REQUIREMENTS - Copy every line that holds "Office".

____________

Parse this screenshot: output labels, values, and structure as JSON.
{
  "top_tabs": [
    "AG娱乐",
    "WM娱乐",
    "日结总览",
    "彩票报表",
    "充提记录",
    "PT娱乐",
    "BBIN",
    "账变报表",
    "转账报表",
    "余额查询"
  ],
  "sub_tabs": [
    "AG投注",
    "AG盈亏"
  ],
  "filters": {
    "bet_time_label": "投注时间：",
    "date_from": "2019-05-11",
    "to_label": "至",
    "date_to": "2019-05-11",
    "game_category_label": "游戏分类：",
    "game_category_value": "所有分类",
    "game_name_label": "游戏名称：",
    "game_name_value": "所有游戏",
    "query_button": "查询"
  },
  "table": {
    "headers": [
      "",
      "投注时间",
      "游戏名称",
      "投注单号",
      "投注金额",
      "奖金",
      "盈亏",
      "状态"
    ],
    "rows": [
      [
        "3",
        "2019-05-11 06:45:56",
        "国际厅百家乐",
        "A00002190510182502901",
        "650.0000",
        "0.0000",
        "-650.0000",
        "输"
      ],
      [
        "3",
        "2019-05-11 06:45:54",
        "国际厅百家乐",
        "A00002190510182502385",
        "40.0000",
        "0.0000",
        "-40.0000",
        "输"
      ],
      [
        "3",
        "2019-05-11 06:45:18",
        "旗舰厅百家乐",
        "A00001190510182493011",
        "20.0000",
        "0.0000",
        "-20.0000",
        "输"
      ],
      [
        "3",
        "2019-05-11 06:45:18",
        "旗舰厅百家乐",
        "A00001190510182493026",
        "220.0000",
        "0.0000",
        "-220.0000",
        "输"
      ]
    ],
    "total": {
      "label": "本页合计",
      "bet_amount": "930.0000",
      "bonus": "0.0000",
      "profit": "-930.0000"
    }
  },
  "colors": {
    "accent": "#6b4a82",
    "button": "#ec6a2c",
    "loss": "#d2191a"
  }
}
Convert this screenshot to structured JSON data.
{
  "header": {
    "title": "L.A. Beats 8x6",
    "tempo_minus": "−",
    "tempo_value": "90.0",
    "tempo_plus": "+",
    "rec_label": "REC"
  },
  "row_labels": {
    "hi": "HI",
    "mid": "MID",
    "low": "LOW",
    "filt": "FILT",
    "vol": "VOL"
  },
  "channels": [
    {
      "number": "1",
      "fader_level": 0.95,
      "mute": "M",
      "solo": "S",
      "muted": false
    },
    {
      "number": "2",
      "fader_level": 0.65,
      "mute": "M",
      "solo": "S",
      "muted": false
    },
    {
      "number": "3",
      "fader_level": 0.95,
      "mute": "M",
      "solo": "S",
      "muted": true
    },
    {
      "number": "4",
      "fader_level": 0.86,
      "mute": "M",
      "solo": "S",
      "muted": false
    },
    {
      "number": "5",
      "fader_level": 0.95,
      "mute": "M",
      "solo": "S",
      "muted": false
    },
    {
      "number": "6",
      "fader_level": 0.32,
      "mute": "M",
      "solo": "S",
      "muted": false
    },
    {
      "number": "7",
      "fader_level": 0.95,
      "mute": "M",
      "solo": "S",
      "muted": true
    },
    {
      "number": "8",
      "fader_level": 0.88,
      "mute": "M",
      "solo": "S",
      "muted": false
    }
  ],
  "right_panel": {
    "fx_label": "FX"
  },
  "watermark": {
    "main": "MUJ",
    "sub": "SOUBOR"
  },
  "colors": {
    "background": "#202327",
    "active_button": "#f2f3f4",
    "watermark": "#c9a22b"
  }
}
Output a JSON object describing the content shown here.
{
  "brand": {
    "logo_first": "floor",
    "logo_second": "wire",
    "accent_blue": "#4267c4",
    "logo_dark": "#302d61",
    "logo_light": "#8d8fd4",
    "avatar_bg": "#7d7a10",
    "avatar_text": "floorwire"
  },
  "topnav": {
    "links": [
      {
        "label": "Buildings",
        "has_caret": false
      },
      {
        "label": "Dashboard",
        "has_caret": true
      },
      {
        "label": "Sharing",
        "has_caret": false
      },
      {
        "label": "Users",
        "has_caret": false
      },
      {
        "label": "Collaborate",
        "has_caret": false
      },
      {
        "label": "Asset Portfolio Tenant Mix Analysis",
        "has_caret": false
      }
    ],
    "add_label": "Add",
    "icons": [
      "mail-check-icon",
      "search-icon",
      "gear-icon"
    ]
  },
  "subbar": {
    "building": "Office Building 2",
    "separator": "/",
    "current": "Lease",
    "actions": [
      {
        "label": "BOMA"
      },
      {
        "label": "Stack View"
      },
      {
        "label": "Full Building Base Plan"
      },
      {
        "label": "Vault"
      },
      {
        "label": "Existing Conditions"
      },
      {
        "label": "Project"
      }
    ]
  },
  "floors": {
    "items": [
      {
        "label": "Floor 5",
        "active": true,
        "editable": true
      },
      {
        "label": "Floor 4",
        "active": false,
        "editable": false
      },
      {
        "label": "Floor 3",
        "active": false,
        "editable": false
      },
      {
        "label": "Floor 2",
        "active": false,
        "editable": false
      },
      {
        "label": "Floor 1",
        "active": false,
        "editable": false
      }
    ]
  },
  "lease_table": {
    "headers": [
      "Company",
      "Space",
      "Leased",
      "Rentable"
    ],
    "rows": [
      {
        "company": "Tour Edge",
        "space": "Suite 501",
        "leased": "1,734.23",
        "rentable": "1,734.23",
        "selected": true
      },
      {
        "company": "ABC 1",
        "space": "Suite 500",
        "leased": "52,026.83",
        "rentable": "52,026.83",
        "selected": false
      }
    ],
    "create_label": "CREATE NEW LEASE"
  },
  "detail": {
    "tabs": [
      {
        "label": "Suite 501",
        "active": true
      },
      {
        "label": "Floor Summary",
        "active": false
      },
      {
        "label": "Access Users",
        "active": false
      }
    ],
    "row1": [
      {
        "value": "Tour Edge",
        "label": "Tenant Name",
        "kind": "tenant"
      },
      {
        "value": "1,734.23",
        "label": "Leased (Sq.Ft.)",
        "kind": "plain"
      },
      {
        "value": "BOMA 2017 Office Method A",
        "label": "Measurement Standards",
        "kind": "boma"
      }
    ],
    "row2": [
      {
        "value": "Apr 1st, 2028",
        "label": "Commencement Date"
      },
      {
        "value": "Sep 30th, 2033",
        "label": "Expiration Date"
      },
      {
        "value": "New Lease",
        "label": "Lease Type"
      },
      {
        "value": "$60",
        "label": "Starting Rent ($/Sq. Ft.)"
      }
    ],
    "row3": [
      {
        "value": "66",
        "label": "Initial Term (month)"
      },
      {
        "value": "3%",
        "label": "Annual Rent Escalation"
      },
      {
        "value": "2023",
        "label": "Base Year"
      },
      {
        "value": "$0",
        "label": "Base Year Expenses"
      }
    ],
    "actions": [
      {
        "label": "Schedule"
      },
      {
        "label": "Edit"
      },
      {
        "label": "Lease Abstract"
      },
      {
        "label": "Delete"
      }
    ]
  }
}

____________

OUTPUT -
    "building": "Office Building 2",
        "value": "BOMA 2017 Office Method A",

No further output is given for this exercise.